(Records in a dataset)
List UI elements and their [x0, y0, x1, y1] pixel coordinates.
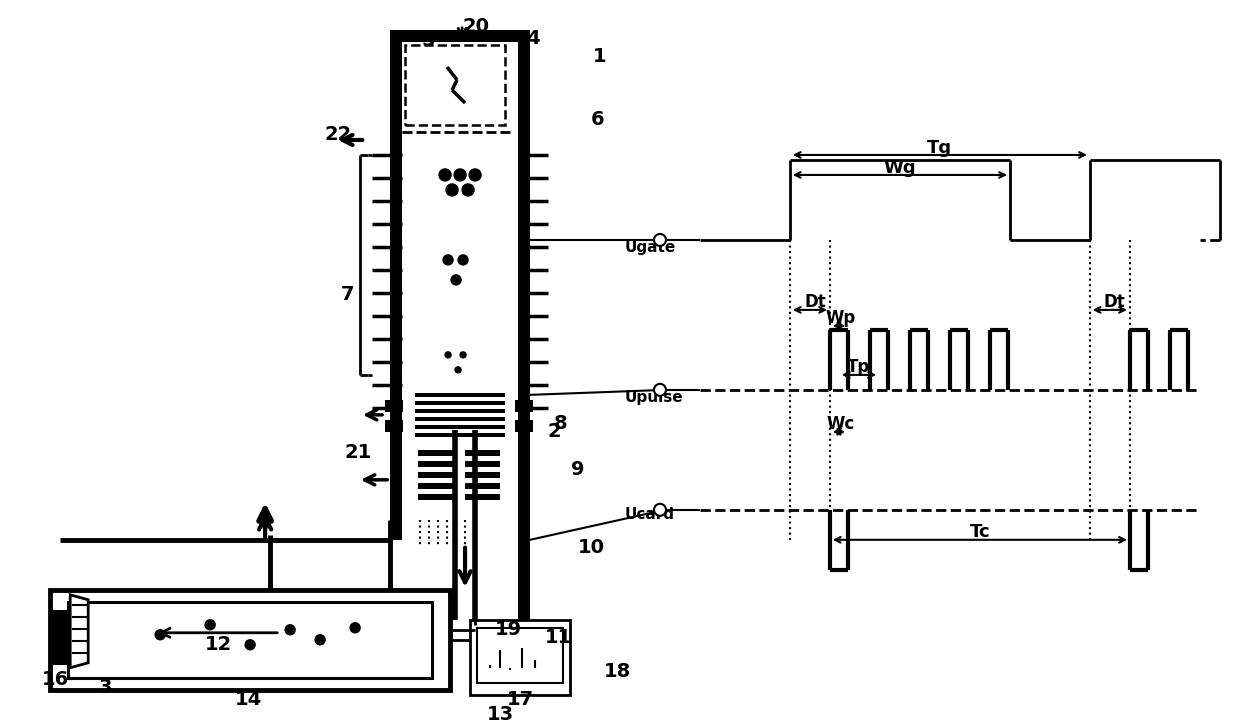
Circle shape — [458, 255, 468, 265]
Text: Wc: Wc — [826, 415, 855, 433]
Text: Tc: Tc — [970, 523, 990, 541]
Bar — [465, 483, 501, 489]
Circle shape — [439, 169, 451, 181]
Bar — [385, 420, 403, 432]
Bar — [415, 409, 506, 413]
Circle shape — [446, 184, 458, 196]
Text: Dt: Dt — [1104, 293, 1126, 311]
Bar — [418, 472, 453, 478]
Circle shape — [460, 352, 466, 358]
Circle shape — [155, 630, 165, 640]
Text: 10: 10 — [577, 538, 605, 558]
Circle shape — [315, 635, 325, 645]
Circle shape — [285, 624, 295, 635]
Circle shape — [351, 623, 361, 632]
Bar — [51, 590, 450, 690]
Circle shape — [245, 640, 255, 650]
Text: 1: 1 — [593, 47, 607, 66]
Text: 21: 21 — [344, 443, 372, 462]
Bar — [418, 450, 453, 456]
Text: 2: 2 — [548, 422, 561, 441]
Circle shape — [451, 275, 461, 285]
Circle shape — [455, 367, 461, 373]
Circle shape — [453, 169, 466, 181]
Bar — [68, 602, 432, 678]
Text: Ugate: Ugate — [624, 241, 676, 255]
Polygon shape — [71, 595, 88, 668]
Text: Tg: Tg — [927, 139, 953, 157]
Bar — [477, 628, 563, 683]
Bar — [515, 400, 533, 412]
Bar — [415, 393, 506, 397]
Bar — [415, 433, 506, 437]
Text: 6: 6 — [591, 111, 605, 129]
Circle shape — [462, 184, 475, 196]
Text: 12: 12 — [204, 635, 232, 654]
Circle shape — [470, 169, 481, 181]
Bar — [52, 610, 68, 664]
Text: Tp: Tp — [847, 358, 871, 376]
Text: Wp: Wp — [826, 309, 856, 327]
Circle shape — [444, 255, 453, 265]
Bar — [470, 620, 570, 695]
Text: 16: 16 — [42, 670, 69, 689]
Text: 18: 18 — [603, 662, 631, 681]
Circle shape — [445, 352, 451, 358]
Text: 4: 4 — [527, 30, 540, 49]
Bar — [415, 425, 506, 429]
Bar — [418, 494, 453, 500]
Bar — [390, 30, 403, 540]
Text: 8: 8 — [554, 414, 567, 433]
Text: 17: 17 — [507, 690, 534, 710]
Bar — [465, 450, 501, 456]
Bar — [465, 461, 501, 467]
Text: 5: 5 — [421, 31, 435, 50]
Bar — [418, 461, 453, 467]
Text: 7: 7 — [341, 286, 354, 305]
Text: 22: 22 — [325, 126, 352, 145]
Bar — [405, 45, 506, 125]
Bar — [385, 400, 403, 412]
Text: Ucard: Ucard — [624, 507, 675, 522]
Text: 13: 13 — [487, 705, 514, 724]
Bar — [465, 494, 501, 500]
Circle shape — [654, 504, 667, 516]
Bar — [518, 30, 530, 540]
Bar — [415, 401, 506, 405]
Text: 11: 11 — [544, 628, 571, 647]
Bar — [465, 472, 501, 478]
Text: Wg: Wg — [883, 159, 916, 177]
Text: 9: 9 — [571, 460, 585, 479]
Circle shape — [654, 384, 667, 396]
Circle shape — [654, 234, 667, 246]
Text: 14: 14 — [234, 690, 261, 710]
Text: Dt: Dt — [804, 293, 826, 311]
Text: 20: 20 — [462, 17, 489, 36]
Text: 3: 3 — [98, 678, 112, 697]
Bar — [418, 483, 453, 489]
Bar — [390, 30, 530, 42]
Circle shape — [206, 620, 216, 630]
Text: Upulse: Upulse — [624, 390, 684, 406]
Bar — [518, 30, 530, 620]
Text: 19: 19 — [494, 620, 522, 639]
Bar — [515, 420, 533, 432]
Bar — [415, 417, 506, 421]
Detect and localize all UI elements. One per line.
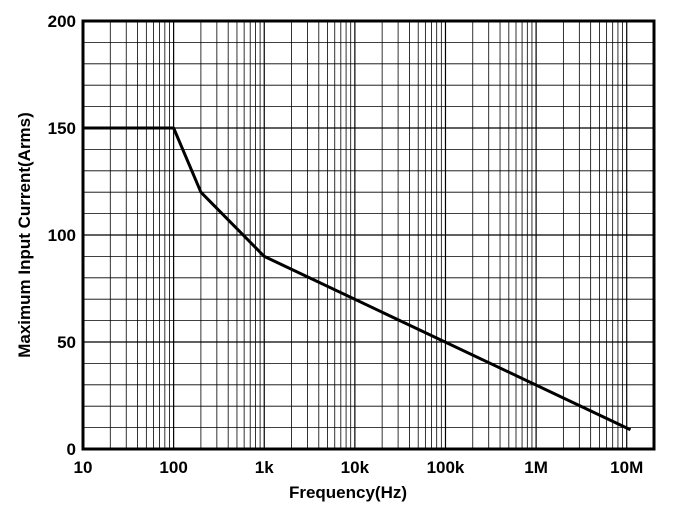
y-tick-label: 0 [67, 440, 76, 459]
x-tick-labels: 10 100 1k 10k 100k 1M 10M [74, 458, 644, 477]
y-tick-label: 200 [48, 12, 76, 31]
y-tick-label: 150 [48, 119, 76, 138]
x-tick-label: 1k [255, 458, 274, 477]
y-tick-label: 50 [57, 333, 76, 352]
y-axis-label: Maximum Input Current(Arms) [15, 112, 34, 358]
x-axis-label: Frequency(Hz) [289, 483, 407, 502]
series-line [83, 126, 632, 432]
x-tick-label: 1M [524, 458, 548, 477]
y-tick-label: 100 [48, 226, 76, 245]
grid [83, 21, 655, 449]
y-tick-labels: 0 50 100 150 200 [48, 12, 76, 459]
plot-frame [81, 19, 656, 451]
x-tick-label: 10M [610, 458, 643, 477]
x-tick-label: 100 [159, 458, 187, 477]
x-tick-label: 10 [74, 458, 93, 477]
x-tick-label: 10k [341, 458, 370, 477]
series [83, 126, 632, 432]
x-tick-label: 100k [427, 458, 465, 477]
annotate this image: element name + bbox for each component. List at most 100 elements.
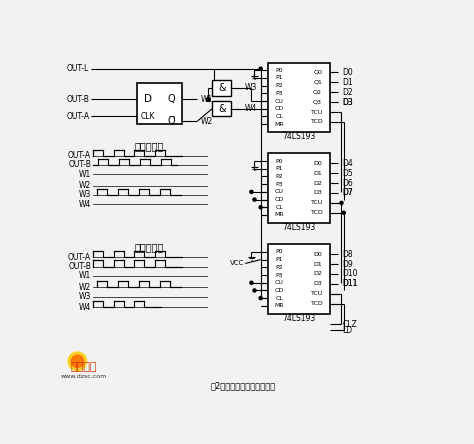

*EXERCISE INSTRUCTIONS:*
Format every line of the records above as a JSON list of strings, one string per line, omitting blank lines and the pictures.

*FULL ANSWER:*
[
  "List UI elements and their [x0, y0, x1, y1] pixel coordinates.",
  "Circle shape — [458, 255, 468, 265]",
  "Text: Wc: Wc — [826, 415, 855, 433]",
  "Text: Tc: Tc — [970, 523, 990, 541]",
  "Bar — [465, 483, 501, 489]",
  "Circle shape — [439, 169, 451, 181]",
  "Bar — [385, 420, 403, 432]",
  "Bar — [415, 409, 506, 413]",
  "Circle shape — [446, 184, 458, 196]",
  "Text: Dt: Dt — [1104, 293, 1126, 311]",
  "Bar — [418, 472, 453, 478]",
  "Circle shape — [460, 352, 466, 358]",
  "Circle shape — [155, 630, 165, 640]",
  "Text: 10: 10 — [577, 538, 605, 558]",
  "Circle shape — [315, 635, 325, 645]",
  "Circle shape — [285, 624, 295, 635]",
  "Circle shape — [351, 623, 361, 632]",
  "Bar — [51, 590, 450, 690]",
  "Circle shape — [245, 640, 255, 650]",
  "Text: 1: 1 — [593, 47, 607, 66]",
  "Text: 21: 21 — [344, 443, 372, 462]",
  "Bar — [418, 450, 453, 456]",
  "Text: 2: 2 — [548, 422, 561, 441]",
  "Circle shape — [451, 275, 461, 285]",
  "Circle shape — [455, 367, 461, 373]",
  "Circle shape — [453, 169, 466, 181]",
  "Bar — [68, 602, 432, 678]",
  "Text: Ugate: Ugate — [624, 241, 676, 255]",
  "Polygon shape — [71, 595, 88, 668]",
  "Text: Tg: Tg — [927, 139, 953, 157]",
  "Bar — [477, 628, 563, 683]",
  "Bar — [515, 400, 533, 412]",
  "Bar — [415, 393, 506, 397]",
  "Bar — [415, 433, 506, 437]",
  "Text: 6: 6 — [591, 111, 605, 129]",
  "Circle shape — [462, 184, 475, 196]",
  "Text: 12: 12 — [204, 635, 232, 654]",
  "Circle shape — [470, 169, 481, 181]",
  "Bar — [52, 610, 68, 664]",
  "Text: Tp: Tp — [847, 358, 871, 376]",
  "Text: Wp: Wp — [826, 309, 856, 327]",
  "Circle shape — [444, 255, 453, 265]",
  "Bar — [470, 620, 570, 695]",
  "Text: 16: 16 — [42, 670, 69, 689]",
  "Text: 18: 18 — [603, 662, 631, 681]",
  "Circle shape — [445, 352, 451, 358]",
  "Text: 4: 4 — [527, 30, 540, 49]",
  "Bar — [415, 425, 506, 429]",
  "Bar — [418, 494, 453, 500]",
  "Bar — [390, 30, 403, 540]",
  "Text: 8: 8 — [554, 414, 567, 433]",
  "Text: 17: 17 — [507, 690, 534, 710]",
  "Bar — [465, 450, 501, 456]",
  "Bar — [465, 461, 501, 467]",
  "Text: 5: 5 — [421, 31, 435, 50]",
  "Bar — [418, 461, 453, 467]",
  "Text: 7: 7 — [341, 286, 354, 305]",
  "Text: 22: 22 — [325, 126, 352, 145]",
  "Bar — [405, 45, 506, 125]",
  "Bar — [385, 400, 403, 412]",
  "Text: Ucard: Ucard — [624, 507, 675, 522]",
  "Text: 13: 13 — [487, 705, 514, 724]",
  "Bar — [465, 494, 501, 500]",
  "Circle shape — [654, 504, 667, 516]",
  "Bar — [518, 30, 530, 540]",
  "Bar — [415, 401, 506, 405]",
  "Text: 11: 11 — [544, 628, 571, 647]",
  "Bar — [465, 472, 501, 478]",
  "Text: Wg: Wg — [883, 159, 916, 177]",
  "Text: 9: 9 — [571, 460, 585, 479]",
  "Circle shape — [654, 384, 667, 396]",
  "Circle shape — [654, 234, 667, 246]",
  "Text: 14: 14 — [234, 690, 261, 710]",
  "Text: Dt: Dt — [804, 293, 826, 311]",
  "Text: 20: 20 — [462, 17, 489, 36]",
  "Text: 3: 3 — [98, 678, 112, 697]",
  "Bar — [418, 483, 453, 489]",
  "Bar — [390, 30, 530, 42]",
  "Circle shape — [206, 620, 216, 630]",
  "Text: Upulse: Upulse — [624, 390, 684, 406]",
  "Bar — [518, 30, 530, 620]",
  "Text: 19: 19 — [494, 620, 522, 639]",
  "Bar — [515, 420, 533, 432]",
  "Bar — [415, 417, 506, 421]",
  "Detect and localize all UI elements. One per line.",
  "y-tick-label: 0 [67, 440, 76, 459]",
  "x-tick-labels: 10 100 1k 10k 100k 1M 10M [74, 458, 644, 477]",
  "y-tick-label: 200 [48, 12, 76, 31]",
  "y-tick-label: 150 [48, 119, 76, 138]",
  "x-tick-label: 1k [255, 458, 274, 477]",
  "y-tick-label: 50 [57, 333, 76, 352]",
  "y-axis-label: Maximum Input Current(Arms) [15, 112, 34, 358]",
  "x-axis-label: Frequency(Hz) [289, 483, 407, 502]",
  "series-line [83, 126, 632, 432]",
  "x-tick-label: 1M [524, 458, 548, 477]",
  "y-tick-label: 100 [48, 226, 76, 245]",
  "grid [83, 21, 655, 449]",
  "y-tick-labels: 0 50 100 150 200 [48, 12, 76, 459]",
  "plot-frame [81, 19, 656, 451]",
  "x-tick-label: 10M [610, 458, 643, 477]",
  "x-tick-label: 100 [159, 458, 187, 477]",
  "x-tick-label: 10 [74, 458, 93, 477]",
  "x-tick-label: 10k [341, 458, 370, 477]",
  "series [83, 126, 632, 432]",
  "x-tick-label: 100k [427, 458, 465, 477]",
  "annotate this image: element name + bbox for each component. List at most 100 elements."
]